**WHAT TO WORK ON**. Every line holding the word "ylabel" counts once. Give the total, nothing more.

Figure data in JSON
◆ ◆ ◆

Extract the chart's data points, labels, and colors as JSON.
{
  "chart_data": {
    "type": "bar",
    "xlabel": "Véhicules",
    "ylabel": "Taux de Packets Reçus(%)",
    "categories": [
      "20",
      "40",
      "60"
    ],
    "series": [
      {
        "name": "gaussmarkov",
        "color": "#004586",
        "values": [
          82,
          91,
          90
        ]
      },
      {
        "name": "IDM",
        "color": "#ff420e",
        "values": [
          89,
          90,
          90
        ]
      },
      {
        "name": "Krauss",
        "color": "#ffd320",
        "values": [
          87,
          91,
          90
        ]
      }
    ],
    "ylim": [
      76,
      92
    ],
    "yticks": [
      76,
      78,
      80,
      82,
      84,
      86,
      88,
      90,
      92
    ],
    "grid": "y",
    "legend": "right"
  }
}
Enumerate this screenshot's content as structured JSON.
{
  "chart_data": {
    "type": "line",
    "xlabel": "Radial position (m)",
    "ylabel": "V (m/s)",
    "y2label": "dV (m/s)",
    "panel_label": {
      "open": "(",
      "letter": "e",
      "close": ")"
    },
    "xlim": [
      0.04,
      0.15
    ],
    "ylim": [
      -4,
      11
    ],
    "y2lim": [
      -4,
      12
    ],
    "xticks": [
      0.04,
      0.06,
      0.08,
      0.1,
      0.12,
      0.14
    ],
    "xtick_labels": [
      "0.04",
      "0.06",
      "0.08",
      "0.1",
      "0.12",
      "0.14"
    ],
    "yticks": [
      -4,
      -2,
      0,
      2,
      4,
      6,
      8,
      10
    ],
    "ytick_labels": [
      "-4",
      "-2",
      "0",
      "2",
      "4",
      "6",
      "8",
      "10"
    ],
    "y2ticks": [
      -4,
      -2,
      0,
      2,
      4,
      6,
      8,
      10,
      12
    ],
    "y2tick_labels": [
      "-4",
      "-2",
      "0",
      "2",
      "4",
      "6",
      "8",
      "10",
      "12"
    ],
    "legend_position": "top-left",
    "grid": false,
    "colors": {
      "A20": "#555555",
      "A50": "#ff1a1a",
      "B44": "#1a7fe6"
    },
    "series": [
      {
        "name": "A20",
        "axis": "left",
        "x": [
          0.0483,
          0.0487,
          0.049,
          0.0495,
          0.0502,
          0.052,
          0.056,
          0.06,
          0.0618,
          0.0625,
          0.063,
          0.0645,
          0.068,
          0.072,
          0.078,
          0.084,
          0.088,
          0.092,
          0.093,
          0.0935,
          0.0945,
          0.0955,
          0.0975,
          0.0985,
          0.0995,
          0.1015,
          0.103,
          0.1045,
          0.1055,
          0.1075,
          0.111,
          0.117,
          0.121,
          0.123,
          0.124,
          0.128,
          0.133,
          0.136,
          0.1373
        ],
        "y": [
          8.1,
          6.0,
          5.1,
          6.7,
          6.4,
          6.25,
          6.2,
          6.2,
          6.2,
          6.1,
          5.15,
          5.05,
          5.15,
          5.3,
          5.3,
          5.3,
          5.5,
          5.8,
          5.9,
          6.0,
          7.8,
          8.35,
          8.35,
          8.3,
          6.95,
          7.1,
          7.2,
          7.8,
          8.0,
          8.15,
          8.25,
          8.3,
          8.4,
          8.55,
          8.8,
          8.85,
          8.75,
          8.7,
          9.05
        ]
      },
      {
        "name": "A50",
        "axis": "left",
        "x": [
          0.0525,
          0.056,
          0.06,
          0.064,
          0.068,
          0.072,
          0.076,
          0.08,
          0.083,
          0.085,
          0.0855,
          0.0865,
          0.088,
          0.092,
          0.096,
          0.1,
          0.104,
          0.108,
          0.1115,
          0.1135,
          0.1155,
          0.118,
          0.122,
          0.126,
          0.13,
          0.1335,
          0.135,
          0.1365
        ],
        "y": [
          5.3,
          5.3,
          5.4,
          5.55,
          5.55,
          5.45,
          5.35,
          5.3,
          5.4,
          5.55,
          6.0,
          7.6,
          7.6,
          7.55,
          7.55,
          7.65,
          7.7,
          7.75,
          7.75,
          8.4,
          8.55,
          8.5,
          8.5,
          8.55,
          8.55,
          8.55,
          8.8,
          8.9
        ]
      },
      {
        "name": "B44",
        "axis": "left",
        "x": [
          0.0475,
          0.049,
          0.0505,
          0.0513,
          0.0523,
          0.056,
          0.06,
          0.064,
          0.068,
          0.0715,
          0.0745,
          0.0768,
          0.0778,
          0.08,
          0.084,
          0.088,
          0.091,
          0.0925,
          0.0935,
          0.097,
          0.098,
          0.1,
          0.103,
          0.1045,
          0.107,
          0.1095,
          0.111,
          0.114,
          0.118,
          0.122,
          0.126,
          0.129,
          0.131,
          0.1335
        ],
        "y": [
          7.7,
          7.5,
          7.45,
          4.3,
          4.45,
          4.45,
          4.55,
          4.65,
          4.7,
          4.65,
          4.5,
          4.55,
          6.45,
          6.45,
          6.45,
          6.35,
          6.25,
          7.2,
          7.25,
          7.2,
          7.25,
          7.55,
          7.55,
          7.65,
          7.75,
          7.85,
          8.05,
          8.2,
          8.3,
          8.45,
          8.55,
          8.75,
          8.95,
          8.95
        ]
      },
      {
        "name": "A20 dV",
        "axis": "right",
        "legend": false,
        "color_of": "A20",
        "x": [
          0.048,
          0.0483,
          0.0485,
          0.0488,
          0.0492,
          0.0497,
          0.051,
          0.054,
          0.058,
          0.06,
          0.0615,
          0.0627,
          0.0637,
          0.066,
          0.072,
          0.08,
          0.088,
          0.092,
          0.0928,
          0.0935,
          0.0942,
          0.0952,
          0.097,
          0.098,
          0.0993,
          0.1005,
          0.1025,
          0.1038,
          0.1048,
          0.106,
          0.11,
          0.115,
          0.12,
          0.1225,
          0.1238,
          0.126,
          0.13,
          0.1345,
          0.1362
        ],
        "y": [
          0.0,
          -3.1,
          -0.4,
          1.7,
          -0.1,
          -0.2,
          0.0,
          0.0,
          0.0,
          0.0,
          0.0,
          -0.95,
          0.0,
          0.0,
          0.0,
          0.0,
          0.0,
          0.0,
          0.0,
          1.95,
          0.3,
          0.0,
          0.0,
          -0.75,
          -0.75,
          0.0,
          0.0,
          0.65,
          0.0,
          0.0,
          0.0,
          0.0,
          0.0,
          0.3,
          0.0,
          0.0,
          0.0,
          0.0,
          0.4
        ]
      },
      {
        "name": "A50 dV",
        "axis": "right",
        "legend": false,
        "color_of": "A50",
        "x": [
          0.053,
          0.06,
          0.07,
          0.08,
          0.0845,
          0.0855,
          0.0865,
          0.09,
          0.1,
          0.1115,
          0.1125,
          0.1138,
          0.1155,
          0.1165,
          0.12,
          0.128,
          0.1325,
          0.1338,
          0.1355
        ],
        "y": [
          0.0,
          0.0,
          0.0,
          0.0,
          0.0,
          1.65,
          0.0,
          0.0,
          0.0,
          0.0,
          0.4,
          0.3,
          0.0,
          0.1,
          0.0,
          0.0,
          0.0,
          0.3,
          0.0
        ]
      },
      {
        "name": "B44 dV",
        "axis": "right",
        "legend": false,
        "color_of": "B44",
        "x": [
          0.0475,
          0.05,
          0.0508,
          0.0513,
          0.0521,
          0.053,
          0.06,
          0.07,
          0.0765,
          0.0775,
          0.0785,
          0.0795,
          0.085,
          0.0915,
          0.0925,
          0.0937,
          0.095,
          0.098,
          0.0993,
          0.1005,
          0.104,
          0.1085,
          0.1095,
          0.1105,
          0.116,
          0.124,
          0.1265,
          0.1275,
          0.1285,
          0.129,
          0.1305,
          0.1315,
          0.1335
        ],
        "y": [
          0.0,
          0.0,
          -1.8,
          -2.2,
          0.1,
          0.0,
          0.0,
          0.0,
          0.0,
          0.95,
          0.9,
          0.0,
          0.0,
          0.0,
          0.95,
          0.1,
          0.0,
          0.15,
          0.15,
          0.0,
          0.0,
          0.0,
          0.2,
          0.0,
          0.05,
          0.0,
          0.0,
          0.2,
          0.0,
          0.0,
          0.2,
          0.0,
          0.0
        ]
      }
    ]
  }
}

◆ ◆ ◆

**RESULT OF THE TASK**. 2